(Some records)
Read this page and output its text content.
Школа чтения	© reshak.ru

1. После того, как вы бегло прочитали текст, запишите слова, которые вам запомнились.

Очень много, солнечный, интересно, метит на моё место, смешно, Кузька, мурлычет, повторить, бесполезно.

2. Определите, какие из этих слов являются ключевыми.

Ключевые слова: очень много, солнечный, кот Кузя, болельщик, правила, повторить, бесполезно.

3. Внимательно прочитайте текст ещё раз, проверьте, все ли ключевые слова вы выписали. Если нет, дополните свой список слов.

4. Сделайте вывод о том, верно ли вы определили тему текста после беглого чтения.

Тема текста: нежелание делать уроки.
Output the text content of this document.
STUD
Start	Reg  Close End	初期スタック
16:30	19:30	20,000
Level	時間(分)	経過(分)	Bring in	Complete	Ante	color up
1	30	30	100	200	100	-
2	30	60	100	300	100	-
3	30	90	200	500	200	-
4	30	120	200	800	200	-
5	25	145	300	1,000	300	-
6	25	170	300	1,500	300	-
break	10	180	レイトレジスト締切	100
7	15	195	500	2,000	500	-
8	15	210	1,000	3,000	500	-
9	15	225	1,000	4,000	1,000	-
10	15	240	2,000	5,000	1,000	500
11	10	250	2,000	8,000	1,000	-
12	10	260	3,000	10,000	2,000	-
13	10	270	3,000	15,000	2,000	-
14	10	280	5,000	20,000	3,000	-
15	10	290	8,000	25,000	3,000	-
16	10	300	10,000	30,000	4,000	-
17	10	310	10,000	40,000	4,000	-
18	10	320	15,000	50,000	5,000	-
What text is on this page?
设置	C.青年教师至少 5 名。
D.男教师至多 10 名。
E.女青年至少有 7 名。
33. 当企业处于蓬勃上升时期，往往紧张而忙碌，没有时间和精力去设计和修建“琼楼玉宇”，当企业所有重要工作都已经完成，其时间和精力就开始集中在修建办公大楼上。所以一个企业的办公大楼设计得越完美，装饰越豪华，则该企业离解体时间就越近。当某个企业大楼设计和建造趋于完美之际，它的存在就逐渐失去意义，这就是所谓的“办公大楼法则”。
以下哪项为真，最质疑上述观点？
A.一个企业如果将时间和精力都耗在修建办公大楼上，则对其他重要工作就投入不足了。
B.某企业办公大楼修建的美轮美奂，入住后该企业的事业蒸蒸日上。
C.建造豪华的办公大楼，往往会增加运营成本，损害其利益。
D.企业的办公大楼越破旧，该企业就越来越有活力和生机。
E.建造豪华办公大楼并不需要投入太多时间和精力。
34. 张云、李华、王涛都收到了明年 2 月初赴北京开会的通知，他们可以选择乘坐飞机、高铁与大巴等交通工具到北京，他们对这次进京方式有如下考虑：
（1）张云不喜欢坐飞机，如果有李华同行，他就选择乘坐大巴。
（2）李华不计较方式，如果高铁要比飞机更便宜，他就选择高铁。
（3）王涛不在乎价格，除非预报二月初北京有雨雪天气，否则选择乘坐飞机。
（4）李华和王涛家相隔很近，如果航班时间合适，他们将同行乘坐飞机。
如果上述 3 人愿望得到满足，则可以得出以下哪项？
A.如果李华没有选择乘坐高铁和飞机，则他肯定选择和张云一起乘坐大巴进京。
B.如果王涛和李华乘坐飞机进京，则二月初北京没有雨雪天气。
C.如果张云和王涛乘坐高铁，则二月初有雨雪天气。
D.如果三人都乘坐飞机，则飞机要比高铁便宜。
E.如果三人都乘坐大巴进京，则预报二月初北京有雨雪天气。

STATED GOAL – Only the number is wanted: how many lines contain the string "text"?

COMPLETE ANSWER – 3